Supplied data

· · · · · · ·

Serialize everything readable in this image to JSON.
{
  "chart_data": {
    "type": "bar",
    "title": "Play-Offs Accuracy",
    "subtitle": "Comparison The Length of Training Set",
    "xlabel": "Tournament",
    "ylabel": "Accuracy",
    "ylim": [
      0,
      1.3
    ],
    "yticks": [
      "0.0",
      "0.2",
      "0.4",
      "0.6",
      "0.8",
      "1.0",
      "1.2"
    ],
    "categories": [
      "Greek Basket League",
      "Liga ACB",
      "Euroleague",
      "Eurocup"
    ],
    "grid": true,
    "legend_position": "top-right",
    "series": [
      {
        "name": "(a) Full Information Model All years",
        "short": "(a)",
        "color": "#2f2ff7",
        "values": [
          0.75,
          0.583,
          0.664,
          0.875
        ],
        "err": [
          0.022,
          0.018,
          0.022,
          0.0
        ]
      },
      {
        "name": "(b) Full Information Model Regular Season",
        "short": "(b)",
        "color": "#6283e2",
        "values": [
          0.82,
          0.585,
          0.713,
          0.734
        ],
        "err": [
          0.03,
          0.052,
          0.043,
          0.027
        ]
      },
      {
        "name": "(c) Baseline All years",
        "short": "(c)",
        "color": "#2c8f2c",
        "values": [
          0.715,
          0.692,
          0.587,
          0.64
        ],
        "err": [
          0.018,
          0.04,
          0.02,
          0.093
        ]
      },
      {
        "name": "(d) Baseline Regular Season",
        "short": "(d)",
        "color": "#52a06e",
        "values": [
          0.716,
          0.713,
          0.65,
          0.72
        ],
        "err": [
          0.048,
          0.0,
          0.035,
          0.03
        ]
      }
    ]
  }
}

· · · · · · ·

What the exercise asks
Go through the records above and set each one down exactly, please.

Output
Serialize everything readable in this image to JSON.
{
  "chart_data": {
    "type": "bar",
    "title": "Play-Offs Accuracy",
    "subtitle": "Comparison The Length of Training Set",
    "xlabel": "Tournament",
    "ylabel": "Accuracy",
    "ylim": [
      0,
      1.3
    ],
    "yticks": [
      "0.0",
      "0.2",
      "0.4",
      "0.6",
      "0.8",
      "1.0",
      "1.2"
    ],
    "categories": [
      "Greek Basket League",
      "Liga ACB",
      "Euroleague",
      "Eurocup"
    ],
    "grid": true,
    "legend_position": "top-right",
    "series": [
      {
        "name": "(a) Full Information Model All years",
        "short": "(a)",
        "color": "#2f2ff7",
        "values": [
          0.75,
          0.583,
          0.664,
          0.875
        ],
        "err": [
          0.022,
          0.018,
          0.022,
          0.0
        ]
      },
      {
        "name": "(b) Full Information Model Regular Season",
        "short": "(b)",
        "color": "#6283e2",
        "values": [
          0.82,
          0.585,
          0.713,
          0.734
        ],
        "err": [
          0.03,
          0.052,
          0.043,
          0.027
        ]
      },
      {
        "name": "(c) Baseline All years",
        "short": "(c)",
        "color": "#2c8f2c",
        "values": [
          0.715,
          0.692,
          0.587,
          0.64
        ],
        "err": [
          0.018,
          0.04,
          0.02,
          0.093
        ]
      },
      {
        "name": "(d) Baseline Regular Season",
        "short": "(d)",
        "color": "#52a06e",
        "values": [
          0.716,
          0.713,
          0.65,
          0.72
        ],
        "err": [
          0.048,
          0.0,
          0.035,
          0.03
        ]
      }
    ]
  }
}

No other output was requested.